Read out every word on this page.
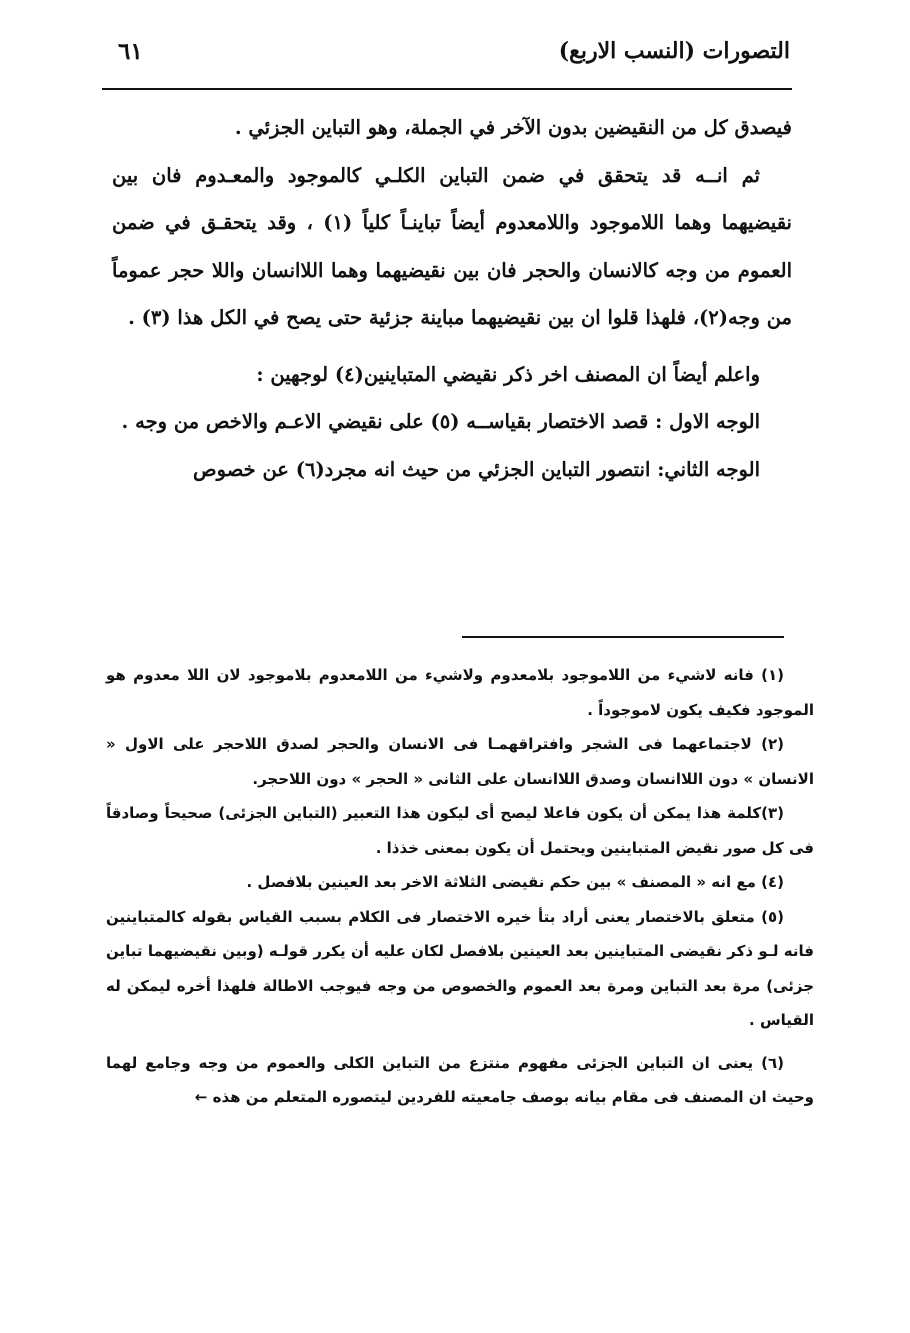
التصورات (النسب الاربع)
٦١

فيصدق كل من النقيضين بدون الآخر في الجملة، وهو التباين الجزئي .

ثم انــه قد يتحقق في ضمن التباين الكلـي كالموجود والمعـدوم فان بين نقيضيهما وهما اللاموجود واللامعدوم أيضاً تباينـاً كلياً (١) ، وقد يتحقـق في ضمن العموم من وجه كالانسان والحجر فان بين نقيضيهما وهما اللاانسان واللا حجر عموماً من وجه(٢)، فلهذا قلوا ان بين نقيضيهما مباينة جزئية حتى يصح في الكل هذا (٣) .

واعلم أيضاً ان المصنف اخر ذكر نقيضي المتباينين(٤) لوجهين :

الوجه الاول : قصد الاختصار بقياســه (٥) على نقيضي الاعـم والاخص من وجه .

الوجه الثاني: انتصور التباين الجزئي من حيث انه مجرد(٦) عن خصوص

(١) فانه لاشيء من اللاموجود بلامعدوم ولاشيء من اللامعدوم بلاموجود لان اللا معدوم هو الموجود فكيف يكون لاموجوداً .

(٢) لاجتماعهما فى الشجر وافتراقهمـا فى الانسان والحجر لصدق اللاحجر على الاول « الانسان » دون اللاانسان وصدق اللاانسان على الثانى « الحجر » دون اللاحجر.

(٣)كلمة هذا يمكن أن يكون فاعلا ليصح أى ليكون هذا التعبير (التباين الجزئى) صحيحاً وصادقاً فى كل صور نقيض المتباينين ويحتمل أن يكون بمعنى خذذا .

(٤) مع انه « المصنف » بين حكم نقيضى الثلاثة الاخر بعد العينين بلافصل .

(٥) متعلق بالاختصار يعنى أراد بتأ خيره الاختصار فى الكلام بسبب القياس بقوله كالمتباينين فانه لـو ذكر نقيضى المتباينين بعد العينين بلافصل لكان عليه أن يكرر قولـه (وبين نقيضيهما تباين جزئى) مرة بعد التباين ومرة بعد العموم والخصوص من وجه فيوجب الاطالة فلهذا أخره ليمكن له القياس .

(٦) يعنى ان التباين الجزئى مفهوم منتزع من التباين الكلى والعموم من وجه وجامع لهما وحيث ان المصنف فى مقام بيانه بوصف جامعيته للفردين ليتصوره المتعلم من هذه ←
------------------------------------------------
*AIM OF THE EXERCISE:*
Restate every record exactly, please; do not copy the pictures.

*CORRECT OUTPUT:*
Read out every word on this page.
التصورات (النسب الاربع)
٦١

فيصدق كل من النقيضين بدون الآخر في الجملة، وهو التباين الجزئي .

ثم انــه قد يتحقق في ضمن التباين الكلـي كالموجود والمعـدوم فان بين نقيضيهما وهما اللاموجود واللامعدوم أيضاً تباينـاً كلياً (١) ، وقد يتحقـق في ضمن العموم من وجه كالانسان والحجر فان بين نقيضيهما وهما اللاانسان واللا حجر عموماً من وجه(٢)، فلهذا قلوا ان بين نقيضيهما مباينة جزئية حتى يصح في الكل هذا (٣) .

واعلم أيضاً ان المصنف اخر ذكر نقيضي المتباينين(٤) لوجهين :

الوجه الاول : قصد الاختصار بقياســه (٥) على نقيضي الاعـم والاخص من وجه .

الوجه الثاني: انتصور التباين الجزئي من حيث انه مجرد(٦) عن خصوص

(١) فانه لاشيء من اللاموجود بلامعدوم ولاشيء من اللامعدوم بلاموجود لان اللا معدوم هو الموجود فكيف يكون لاموجوداً .

(٢) لاجتماعهما فى الشجر وافتراقهمـا فى الانسان والحجر لصدق اللاحجر على الاول « الانسان » دون اللاانسان وصدق اللاانسان على الثانى « الحجر » دون اللاحجر.

(٣)كلمة هذا يمكن أن يكون فاعلا ليصح أى ليكون هذا التعبير (التباين الجزئى) صحيحاً وصادقاً فى كل صور نقيض المتباينين ويحتمل أن يكون بمعنى خذذا .

(٤) مع انه « المصنف » بين حكم نقيضى الثلاثة الاخر بعد العينين بلافصل .

(٥) متعلق بالاختصار يعنى أراد بتأ خيره الاختصار فى الكلام بسبب القياس بقوله كالمتباينين فانه لـو ذكر نقيضى المتباينين بعد العينين بلافصل لكان عليه أن يكرر قولـه (وبين نقيضيهما تباين جزئى) مرة بعد التباين ومرة بعد العموم والخصوص من وجه فيوجب الاطالة فلهذا أخره ليمكن له القياس .

(٦) يعنى ان التباين الجزئى مفهوم منتزع من التباين الكلى والعموم من وجه وجامع لهما وحيث ان المصنف فى مقام بيانه بوصف جامعيته للفردين ليتصوره المتعلم من هذه ←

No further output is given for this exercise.